The data must be written out once more, precisely as given.

★ ★ ★ ★ ★ ★ ★

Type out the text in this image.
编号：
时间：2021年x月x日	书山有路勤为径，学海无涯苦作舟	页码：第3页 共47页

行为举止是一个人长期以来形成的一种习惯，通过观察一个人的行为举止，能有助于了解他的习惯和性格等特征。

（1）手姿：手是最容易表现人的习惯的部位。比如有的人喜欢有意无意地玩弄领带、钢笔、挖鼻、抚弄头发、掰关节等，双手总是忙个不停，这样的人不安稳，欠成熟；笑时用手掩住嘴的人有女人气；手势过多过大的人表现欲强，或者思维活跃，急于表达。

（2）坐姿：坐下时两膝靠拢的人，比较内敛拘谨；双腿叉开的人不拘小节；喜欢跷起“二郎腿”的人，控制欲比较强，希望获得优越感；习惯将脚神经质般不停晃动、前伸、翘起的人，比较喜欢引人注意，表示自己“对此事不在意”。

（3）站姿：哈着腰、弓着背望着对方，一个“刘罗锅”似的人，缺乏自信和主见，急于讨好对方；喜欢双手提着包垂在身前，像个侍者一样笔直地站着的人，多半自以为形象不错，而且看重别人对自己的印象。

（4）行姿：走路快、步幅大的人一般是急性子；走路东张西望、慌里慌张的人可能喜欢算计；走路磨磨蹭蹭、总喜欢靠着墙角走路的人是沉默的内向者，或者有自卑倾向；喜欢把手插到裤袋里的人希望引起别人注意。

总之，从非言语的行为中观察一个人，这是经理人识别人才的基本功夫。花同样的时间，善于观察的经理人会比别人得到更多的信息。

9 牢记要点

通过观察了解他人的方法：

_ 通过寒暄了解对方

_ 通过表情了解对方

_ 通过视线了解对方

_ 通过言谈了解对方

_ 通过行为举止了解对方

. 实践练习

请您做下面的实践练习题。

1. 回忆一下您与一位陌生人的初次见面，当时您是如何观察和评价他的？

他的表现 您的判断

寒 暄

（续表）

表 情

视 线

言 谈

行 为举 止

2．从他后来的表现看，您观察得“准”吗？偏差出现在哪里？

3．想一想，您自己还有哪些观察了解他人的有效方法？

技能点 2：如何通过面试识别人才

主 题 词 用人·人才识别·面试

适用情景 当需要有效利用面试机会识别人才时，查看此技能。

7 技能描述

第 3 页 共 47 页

★ ★ ★ ★ ★ ★ ★

Exercise output
Type out the text in this image.
编号：
时间：2021年x月x日	书山有路勤为径，学海无涯苦作舟	页码：第3页 共47页

行为举止是一个人长期以来形成的一种习惯，通过观察一个人的行为举止，能有助于了解他的习惯和性格等特征。

（1）手姿：手是最容易表现人的习惯的部位。比如有的人喜欢有意无意地玩弄领带、钢笔、挖鼻、抚弄头发、掰关节等，双手总是忙个不停，这样的人不安稳，欠成熟；笑时用手掩住嘴的人有女人气；手势过多过大的人表现欲强，或者思维活跃，急于表达。

（2）坐姿：坐下时两膝靠拢的人，比较内敛拘谨；双腿叉开的人不拘小节；喜欢跷起“二郎腿”的人，控制欲比较强，希望获得优越感；习惯将脚神经质般不停晃动、前伸、翘起的人，比较喜欢引人注意，表示自己“对此事不在意”。

（3）站姿：哈着腰、弓着背望着对方，一个“刘罗锅”似的人，缺乏自信和主见，急于讨好对方；喜欢双手提着包垂在身前，像个侍者一样笔直地站着的人，多半自以为形象不错，而且看重别人对自己的印象。

（4）行姿：走路快、步幅大的人一般是急性子；走路东张西望、慌里慌张的人可能喜欢算计；走路磨磨蹭蹭、总喜欢靠着墙角走路的人是沉默的内向者，或者有自卑倾向；喜欢把手插到裤袋里的人希望引起别人注意。

总之，从非言语的行为中观察一个人，这是经理人识别人才的基本功夫。花同样的时间，善于观察的经理人会比别人得到更多的信息。

9 牢记要点

通过观察了解他人的方法：

_ 通过寒暄了解对方

_ 通过表情了解对方

_ 通过视线了解对方

_ 通过言谈了解对方

_ 通过行为举止了解对方

. 实践练习

请您做下面的实践练习题。

1. 回忆一下您与一位陌生人的初次见面，当时您是如何观察和评价他的？

他的表现 您的判断

寒 暄

（续表）

表 情

视 线

言 谈

行 为举 止

2．从他后来的表现看，您观察得“准”吗？偏差出现在哪里？

3．想一想，您自己还有哪些观察了解他人的有效方法？

技能点 2：如何通过面试识别人才

主 题 词 用人·人才识别·面试

适用情景 当需要有效利用面试机会识别人才时，查看此技能。

7 技能描述

第 3 页 共 47 页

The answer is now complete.